Set problem
Are you able to retype all the records below exactly?
--- --- ---
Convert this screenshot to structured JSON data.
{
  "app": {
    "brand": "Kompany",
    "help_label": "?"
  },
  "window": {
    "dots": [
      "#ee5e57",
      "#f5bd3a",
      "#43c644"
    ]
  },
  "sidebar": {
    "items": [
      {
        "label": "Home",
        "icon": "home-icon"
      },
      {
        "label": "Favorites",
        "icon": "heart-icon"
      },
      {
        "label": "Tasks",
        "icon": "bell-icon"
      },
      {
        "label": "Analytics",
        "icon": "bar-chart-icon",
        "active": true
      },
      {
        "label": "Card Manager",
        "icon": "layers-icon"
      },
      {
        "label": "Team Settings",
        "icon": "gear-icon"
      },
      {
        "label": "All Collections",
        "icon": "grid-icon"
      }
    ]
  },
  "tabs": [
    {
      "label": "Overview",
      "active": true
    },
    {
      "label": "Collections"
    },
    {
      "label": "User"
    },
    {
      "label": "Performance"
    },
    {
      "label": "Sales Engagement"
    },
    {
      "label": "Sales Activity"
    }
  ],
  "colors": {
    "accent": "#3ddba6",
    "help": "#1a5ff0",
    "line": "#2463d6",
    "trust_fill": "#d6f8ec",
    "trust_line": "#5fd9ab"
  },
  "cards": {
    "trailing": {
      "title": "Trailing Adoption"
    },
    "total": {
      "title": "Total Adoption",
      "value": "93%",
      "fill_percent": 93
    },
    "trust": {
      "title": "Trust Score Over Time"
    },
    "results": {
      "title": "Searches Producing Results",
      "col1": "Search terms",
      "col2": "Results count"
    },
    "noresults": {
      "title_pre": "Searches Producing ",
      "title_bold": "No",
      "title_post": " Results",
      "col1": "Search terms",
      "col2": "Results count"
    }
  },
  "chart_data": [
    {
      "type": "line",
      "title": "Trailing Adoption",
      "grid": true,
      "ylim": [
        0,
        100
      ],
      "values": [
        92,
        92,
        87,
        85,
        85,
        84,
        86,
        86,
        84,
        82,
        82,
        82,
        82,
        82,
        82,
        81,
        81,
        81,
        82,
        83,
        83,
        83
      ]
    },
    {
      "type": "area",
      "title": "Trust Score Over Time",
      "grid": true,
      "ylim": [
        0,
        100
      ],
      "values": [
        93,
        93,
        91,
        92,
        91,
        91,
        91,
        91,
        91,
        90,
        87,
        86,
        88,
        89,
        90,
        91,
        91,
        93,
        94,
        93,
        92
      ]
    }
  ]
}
--- --- ---
Reply
Convert this screenshot to structured JSON data.
{
  "app": {
    "brand": "Kompany",
    "help_label": "?"
  },
  "window": {
    "dots": [
      "#ee5e57",
      "#f5bd3a",
      "#43c644"
    ]
  },
  "sidebar": {
    "items": [
      {
        "label": "Home",
        "icon": "home-icon"
      },
      {
        "label": "Favorites",
        "icon": "heart-icon"
      },
      {
        "label": "Tasks",
        "icon": "bell-icon"
      },
      {
        "label": "Analytics",
        "icon": "bar-chart-icon",
        "active": true
      },
      {
        "label": "Card Manager",
        "icon": "layers-icon"
      },
      {
        "label": "Team Settings",
        "icon": "gear-icon"
      },
      {
        "label": "All Collections",
        "icon": "grid-icon"
      }
    ]
  },
  "tabs": [
    {
      "label": "Overview",
      "active": true
    },
    {
      "label": "Collections"
    },
    {
      "label": "User"
    },
    {
      "label": "Performance"
    },
    {
      "label": "Sales Engagement"
    },
    {
      "label": "Sales Activity"
    }
  ],
  "colors": {
    "accent": "#3ddba6",
    "help": "#1a5ff0",
    "line": "#2463d6",
    "trust_fill": "#d6f8ec",
    "trust_line": "#5fd9ab"
  },
  "cards": {
    "trailing": {
      "title": "Trailing Adoption"
    },
    "total": {
      "title": "Total Adoption",
      "value": "93%",
      "fill_percent": 93
    },
    "trust": {
      "title": "Trust Score Over Time"
    },
    "results": {
      "title": "Searches Producing Results",
      "col1": "Search terms",
      "col2": "Results count"
    },
    "noresults": {
      "title_pre": "Searches Producing ",
      "title_bold": "No",
      "title_post": " Results",
      "col1": "Search terms",
      "col2": "Results count"
    }
  },
  "chart_data": [
    {
      "type": "line",
      "title": "Trailing Adoption",
      "grid": true,
      "ylim": [
        0,
        100
      ],
      "values": [
        92,
        92,
        87,
        85,
        85,
        84,
        86,
        86,
        84,
        82,
        82,
        82,
        82,
        82,
        82,
        81,
        81,
        81,
        82,
        83,
        83,
        83
      ]
    },
    {
      "type": "area",
      "title": "Trust Score Over Time",
      "grid": true,
      "ylim": [
        0,
        100
      ],
      "values": [
        93,
        93,
        91,
        92,
        91,
        91,
        91,
        91,
        91,
        90,
        87,
        86,
        88,
        89,
        90,
        91,
        91,
        93,
        94,
        93,
        92
      ]
    }
  ]
}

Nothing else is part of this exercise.